Friday, February 27, 2009

The second coming

I freely admit that I’ve started my back nine on this planet, but I’m not old enough to have seen the first coming of the Messiah. However, if you listen to broadcast and read written reports, the second coming has occurred this week.

In case you missed it and I doubt that, Tiger Woods is back.

On Wednesday, The Golf Channel’s Kelly Tilghman yet again displaying her lack of knowledge of golf and golf history proclaimed that Woods’ return was the biggest “in the history of golf.” If she had an iota of an idea of what she was talking about, she may have recalled that in 1953 Ben Hogan returned to tournament golf following a 1952 near-fatal car accident to win the U.S. Open. Woods, on the other hand, is returning from a knee surgery that is performed on athletes every week of the year.

I would call for some perspective here, but that would suggest that the person I was calling to would have a clue about the subject she was speaking. I won’t waste my time.

■ **TASKS TO PERFORM**
1/ In the Tiger Woods post, what did Ben Hogan come back from before winning the 1953 U.S. Open?
2/ Please rewrite the paragraph of the Tiger Woods post that begins "On Wednesday, The Golf Channel’s Kelly Tilghman" as a short list that keeps its main facts.
The records play no part in what is asked here.

Items in a dataset:
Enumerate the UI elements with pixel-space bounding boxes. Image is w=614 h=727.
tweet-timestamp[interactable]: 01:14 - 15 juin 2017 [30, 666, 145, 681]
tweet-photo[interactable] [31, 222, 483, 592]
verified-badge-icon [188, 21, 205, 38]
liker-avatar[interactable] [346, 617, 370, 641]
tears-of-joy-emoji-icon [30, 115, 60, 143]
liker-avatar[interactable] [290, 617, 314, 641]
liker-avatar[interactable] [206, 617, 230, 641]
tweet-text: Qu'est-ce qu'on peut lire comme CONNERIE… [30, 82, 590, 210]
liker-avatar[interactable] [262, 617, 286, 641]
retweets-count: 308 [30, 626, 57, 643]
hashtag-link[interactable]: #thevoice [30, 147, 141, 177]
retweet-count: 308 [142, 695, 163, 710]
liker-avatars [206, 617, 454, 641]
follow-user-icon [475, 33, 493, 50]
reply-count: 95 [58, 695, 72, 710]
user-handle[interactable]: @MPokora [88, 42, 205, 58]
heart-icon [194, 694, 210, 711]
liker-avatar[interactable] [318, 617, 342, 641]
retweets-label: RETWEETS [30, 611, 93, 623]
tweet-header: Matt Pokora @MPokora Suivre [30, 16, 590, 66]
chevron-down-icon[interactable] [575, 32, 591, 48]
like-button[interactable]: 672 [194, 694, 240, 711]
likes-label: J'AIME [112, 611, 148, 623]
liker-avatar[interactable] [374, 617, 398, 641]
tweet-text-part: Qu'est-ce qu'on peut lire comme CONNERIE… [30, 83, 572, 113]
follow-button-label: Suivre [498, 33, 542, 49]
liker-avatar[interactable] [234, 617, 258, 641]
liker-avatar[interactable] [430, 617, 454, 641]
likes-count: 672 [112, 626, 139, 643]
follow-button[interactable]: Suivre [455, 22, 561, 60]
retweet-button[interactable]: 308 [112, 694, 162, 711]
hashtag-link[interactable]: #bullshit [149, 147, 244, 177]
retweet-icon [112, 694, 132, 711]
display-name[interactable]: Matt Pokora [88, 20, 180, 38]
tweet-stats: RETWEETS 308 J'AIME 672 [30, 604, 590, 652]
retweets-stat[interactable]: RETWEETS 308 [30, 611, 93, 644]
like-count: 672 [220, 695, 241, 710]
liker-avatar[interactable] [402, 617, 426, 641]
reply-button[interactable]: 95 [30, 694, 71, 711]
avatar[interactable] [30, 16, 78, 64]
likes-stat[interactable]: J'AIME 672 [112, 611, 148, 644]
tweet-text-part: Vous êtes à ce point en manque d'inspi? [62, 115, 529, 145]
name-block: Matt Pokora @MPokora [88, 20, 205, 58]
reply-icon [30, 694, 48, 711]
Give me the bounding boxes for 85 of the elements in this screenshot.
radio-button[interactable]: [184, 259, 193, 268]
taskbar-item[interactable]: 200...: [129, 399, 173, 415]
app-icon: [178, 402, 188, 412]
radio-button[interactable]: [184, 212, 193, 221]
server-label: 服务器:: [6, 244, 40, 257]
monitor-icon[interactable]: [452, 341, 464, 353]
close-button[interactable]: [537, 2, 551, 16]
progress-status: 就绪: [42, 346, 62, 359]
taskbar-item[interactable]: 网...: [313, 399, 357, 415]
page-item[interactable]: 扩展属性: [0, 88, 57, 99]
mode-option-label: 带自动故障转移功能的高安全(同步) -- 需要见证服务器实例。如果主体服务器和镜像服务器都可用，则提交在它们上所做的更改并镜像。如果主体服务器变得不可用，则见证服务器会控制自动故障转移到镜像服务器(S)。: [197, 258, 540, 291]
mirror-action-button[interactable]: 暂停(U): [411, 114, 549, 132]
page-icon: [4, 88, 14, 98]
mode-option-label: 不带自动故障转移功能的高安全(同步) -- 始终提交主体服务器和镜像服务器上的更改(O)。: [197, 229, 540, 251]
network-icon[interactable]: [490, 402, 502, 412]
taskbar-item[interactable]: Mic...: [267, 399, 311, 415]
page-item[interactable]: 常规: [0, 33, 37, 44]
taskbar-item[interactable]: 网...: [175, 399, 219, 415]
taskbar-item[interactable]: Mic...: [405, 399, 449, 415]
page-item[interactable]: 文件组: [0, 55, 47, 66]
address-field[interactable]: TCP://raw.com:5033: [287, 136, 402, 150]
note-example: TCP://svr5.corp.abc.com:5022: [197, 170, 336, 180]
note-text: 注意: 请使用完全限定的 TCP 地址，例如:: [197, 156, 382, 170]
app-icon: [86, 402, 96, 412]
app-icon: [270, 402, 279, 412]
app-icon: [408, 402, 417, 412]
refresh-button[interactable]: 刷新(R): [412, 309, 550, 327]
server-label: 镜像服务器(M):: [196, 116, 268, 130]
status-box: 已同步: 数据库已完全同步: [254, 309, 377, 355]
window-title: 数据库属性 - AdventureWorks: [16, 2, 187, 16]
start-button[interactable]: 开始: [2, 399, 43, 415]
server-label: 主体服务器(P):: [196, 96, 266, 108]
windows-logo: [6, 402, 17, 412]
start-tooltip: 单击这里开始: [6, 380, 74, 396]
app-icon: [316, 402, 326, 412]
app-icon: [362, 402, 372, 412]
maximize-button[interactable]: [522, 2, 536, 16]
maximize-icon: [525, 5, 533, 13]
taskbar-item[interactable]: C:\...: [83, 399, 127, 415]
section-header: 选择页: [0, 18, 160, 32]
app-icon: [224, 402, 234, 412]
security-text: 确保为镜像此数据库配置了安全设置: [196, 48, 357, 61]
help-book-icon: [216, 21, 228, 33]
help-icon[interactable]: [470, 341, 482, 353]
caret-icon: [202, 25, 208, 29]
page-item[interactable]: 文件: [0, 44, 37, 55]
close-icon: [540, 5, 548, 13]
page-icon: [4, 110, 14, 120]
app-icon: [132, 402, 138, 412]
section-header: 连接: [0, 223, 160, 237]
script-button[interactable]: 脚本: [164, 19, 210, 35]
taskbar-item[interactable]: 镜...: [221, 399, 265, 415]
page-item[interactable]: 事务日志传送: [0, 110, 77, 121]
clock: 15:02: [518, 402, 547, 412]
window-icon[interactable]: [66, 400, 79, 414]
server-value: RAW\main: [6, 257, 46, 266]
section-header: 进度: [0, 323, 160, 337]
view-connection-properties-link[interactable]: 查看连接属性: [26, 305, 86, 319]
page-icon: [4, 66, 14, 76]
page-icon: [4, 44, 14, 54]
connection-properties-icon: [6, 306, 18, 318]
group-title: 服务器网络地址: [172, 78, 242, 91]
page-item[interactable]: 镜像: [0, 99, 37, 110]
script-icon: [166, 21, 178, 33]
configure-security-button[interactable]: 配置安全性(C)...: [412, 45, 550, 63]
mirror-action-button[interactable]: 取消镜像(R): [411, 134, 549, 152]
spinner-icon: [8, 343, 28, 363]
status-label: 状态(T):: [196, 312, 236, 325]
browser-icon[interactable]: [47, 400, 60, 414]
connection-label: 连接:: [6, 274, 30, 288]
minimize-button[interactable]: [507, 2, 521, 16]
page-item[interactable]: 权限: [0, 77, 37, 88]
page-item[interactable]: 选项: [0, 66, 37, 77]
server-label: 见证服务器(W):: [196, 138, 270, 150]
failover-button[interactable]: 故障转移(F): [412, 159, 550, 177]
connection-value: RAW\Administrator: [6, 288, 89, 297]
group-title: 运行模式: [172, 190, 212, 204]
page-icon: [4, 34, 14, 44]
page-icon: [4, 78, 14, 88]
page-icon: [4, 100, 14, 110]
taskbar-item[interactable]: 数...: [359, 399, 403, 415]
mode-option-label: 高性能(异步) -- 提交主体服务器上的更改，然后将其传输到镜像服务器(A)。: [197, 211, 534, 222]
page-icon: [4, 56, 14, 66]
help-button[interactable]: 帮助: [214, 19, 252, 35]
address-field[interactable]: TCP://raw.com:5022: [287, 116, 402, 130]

■ **ANSWERS TO EACH TASK**
1/ A near-fatal car accident in 1952.

2/
- On Wednesday, Kelly Tilghman of The Golf Channel called Woods’ return the biggest "in the history of golf."
- The writer says this again shows her lack of knowledge of golf and golf history.
- In 1953, Ben Hogan returned to tournament golf after a near-fatal 1952 car accident and won the U.S. Open.
- Woods is returning from knee surgery that athletes have every week of the year.